FRAGMENTO DEL TEXTO –

::::::::

La historia después superó todas las esquinas terribles del recuerdo y, de pronto, al menos en apariencia, hasta el fascismo se hizo blando y se fueron muriendo los dictadores. Joan Miró vivió para verlo, en su retiro pintado de Mallorca, pintando siempre a favor del antifascismo, pero silencioso e ingenuo, retirado del ruido y de la furia, y aun así capaz de reiterar con sus manos débiles los símbolos con los que soñaba y que le llevaban sin remedio a la infancia. Picasso tuvo menos suerte, acaso simplemente porque tenía menos anos, y vivía con melancolía sus postrimerías, perdido en el interior semioscuro de un castillo que, visto hoy desde el aire, es como la tumba elegida por un genio que hubiera terminado harto de estar vivo. Aquel oscuro lugar de la muerte, en el sur de Francia, simboliza muy probablemente el deseo de Picasso de dejar que el deseo de vivir se fuera a hacer puñetas; la vida posterior fue poniendo las piezas del puzzle juntas: ¿qué le ocurrió a aquel gran vitalista, a aquel supuesto gran vitalista, para que fuera la melancolía su penúltima compañera, hasta que su compañía definitiva fueran la despedida y la muerte? Pero Picasso dejó, en las disposiciones escritas y en las que estaban en el aire, su propio libro de estilo para que su voluntad se siguiera haciendo, como si también dibujara la voluntad de los muertos.Pocos años después de la muerte de Picasso, los españoles se vieron aliviados de la gran bestia negra del pintor y de tantos otros, y en este país se avivó la necesidad de mejorar la relación con la memoria. Antes del -digámoslo así- regreso del Guernica, la polémica sobre el cuadro había sido universal. Lo cierto es que estaba allí, como un póster, sometido a las paredes de unos y de otros, patrimonio universal del ojo, herencia espiritual de un periodo lleno de horror y paradoja. A pesar de su carácter de póster multiuso, el Guernica no perdió fuerza, y se hablaba de él como de un modo de hablar, también, de los resultados de la guerra. A Miró le preguntaban mucho por Picasso, y el viejo pintor reconocía con los ojos abiertos como platos de mar su admiración inevitable por quien le hacía tanta sombra.

::::::::

DATOS DE ENTRADA –
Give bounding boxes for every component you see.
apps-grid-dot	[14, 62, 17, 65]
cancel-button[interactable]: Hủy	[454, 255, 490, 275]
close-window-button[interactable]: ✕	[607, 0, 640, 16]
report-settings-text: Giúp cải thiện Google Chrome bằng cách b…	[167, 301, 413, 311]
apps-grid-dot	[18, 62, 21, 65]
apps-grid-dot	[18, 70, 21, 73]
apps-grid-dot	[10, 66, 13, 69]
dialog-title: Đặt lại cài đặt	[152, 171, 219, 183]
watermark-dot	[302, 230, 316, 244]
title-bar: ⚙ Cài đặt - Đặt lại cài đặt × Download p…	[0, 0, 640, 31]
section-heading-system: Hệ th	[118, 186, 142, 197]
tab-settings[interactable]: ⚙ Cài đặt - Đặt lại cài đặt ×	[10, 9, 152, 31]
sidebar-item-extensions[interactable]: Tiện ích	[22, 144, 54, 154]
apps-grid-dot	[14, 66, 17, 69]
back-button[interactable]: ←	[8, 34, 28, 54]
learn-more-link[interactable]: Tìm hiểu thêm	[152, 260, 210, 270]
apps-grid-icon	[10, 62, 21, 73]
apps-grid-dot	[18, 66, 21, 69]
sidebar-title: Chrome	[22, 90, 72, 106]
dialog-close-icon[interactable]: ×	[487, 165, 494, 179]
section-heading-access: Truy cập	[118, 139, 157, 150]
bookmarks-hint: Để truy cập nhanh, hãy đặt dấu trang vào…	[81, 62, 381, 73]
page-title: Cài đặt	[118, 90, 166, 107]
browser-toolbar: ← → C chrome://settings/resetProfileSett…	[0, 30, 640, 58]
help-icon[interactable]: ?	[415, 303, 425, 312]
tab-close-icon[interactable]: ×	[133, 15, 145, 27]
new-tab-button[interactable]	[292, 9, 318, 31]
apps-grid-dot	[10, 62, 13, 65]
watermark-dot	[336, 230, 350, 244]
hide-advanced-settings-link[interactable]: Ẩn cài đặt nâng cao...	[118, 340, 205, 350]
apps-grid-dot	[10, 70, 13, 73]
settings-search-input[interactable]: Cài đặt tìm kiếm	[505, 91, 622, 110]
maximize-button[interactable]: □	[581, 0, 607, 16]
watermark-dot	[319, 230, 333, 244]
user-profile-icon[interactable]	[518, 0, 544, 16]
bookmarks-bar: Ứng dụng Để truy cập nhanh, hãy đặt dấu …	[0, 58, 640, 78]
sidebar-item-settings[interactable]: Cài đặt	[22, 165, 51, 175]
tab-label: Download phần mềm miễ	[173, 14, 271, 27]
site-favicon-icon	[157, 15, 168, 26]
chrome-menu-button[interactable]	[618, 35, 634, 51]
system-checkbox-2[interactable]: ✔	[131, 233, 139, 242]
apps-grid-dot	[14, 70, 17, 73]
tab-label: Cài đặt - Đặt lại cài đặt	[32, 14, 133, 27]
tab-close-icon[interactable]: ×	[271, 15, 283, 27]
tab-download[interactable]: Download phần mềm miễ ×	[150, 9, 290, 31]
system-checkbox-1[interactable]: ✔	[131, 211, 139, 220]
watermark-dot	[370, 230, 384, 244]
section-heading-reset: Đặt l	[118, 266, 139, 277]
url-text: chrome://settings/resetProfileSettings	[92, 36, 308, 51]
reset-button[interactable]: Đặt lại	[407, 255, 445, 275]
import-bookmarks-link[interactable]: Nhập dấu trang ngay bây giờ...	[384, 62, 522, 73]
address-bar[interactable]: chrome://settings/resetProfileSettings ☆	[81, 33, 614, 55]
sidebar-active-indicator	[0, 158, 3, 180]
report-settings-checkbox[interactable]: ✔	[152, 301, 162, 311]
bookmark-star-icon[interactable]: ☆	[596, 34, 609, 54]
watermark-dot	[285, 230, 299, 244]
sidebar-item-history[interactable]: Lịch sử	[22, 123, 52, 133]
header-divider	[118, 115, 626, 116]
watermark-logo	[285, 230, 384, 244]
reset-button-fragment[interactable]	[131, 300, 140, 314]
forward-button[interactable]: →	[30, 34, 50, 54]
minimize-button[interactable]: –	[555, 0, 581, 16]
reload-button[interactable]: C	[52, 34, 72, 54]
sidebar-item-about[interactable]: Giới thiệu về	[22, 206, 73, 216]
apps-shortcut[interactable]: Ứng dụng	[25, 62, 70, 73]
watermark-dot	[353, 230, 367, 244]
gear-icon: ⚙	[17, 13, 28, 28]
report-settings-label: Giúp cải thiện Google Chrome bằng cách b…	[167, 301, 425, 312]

::::::::

TAREAS A RESOLVER –
A. En el fragmento sobre Picasso y Miró, ¿en qué lugar pasó Miró su retiro?
B. Prolonga el fragmento sobre Picasso, Miró y el Guernica a partir de su última oración.

RESPUESTAS OBTENIDAS –
A. En Mallorca.

B.
Ya no está Miró para intervenir en la polémica actual, en la que la política, con su sesgo acaso inevitable de demagogia y de ignorancia -los dos términos de la misma secuencia-, trata de hacer bailar un cuadro cuyas enfermedades han sido ya detectadas por los que de veras saben qué hacer con la conservación del arte. Y es que la guerra no se ha acabado. Dijo Arzalluz: "¡Para ellos el arte y para nosotros las bombas!" En fin: arte y demagogia, he ahí el porvenir.

Y es una pena que no esté Miró, pues él fue quien mejor definió qué pasa con el Guernica, en el arte y en la historia, cuando se discute sobre él. Hablando con el crítico canario Eduardo Westerdahl sobre el carácter circular de las cebollas, en 1972, el pintor ingenuo se vio requerido a pronunciarse sobre el Guernica.Moviendo sus codos como si fueran alitas, y abriendo los ojos como un ave marina, Miró reflexionó sin más, en catalán: "¿El Guernica? ¡Punyetes!"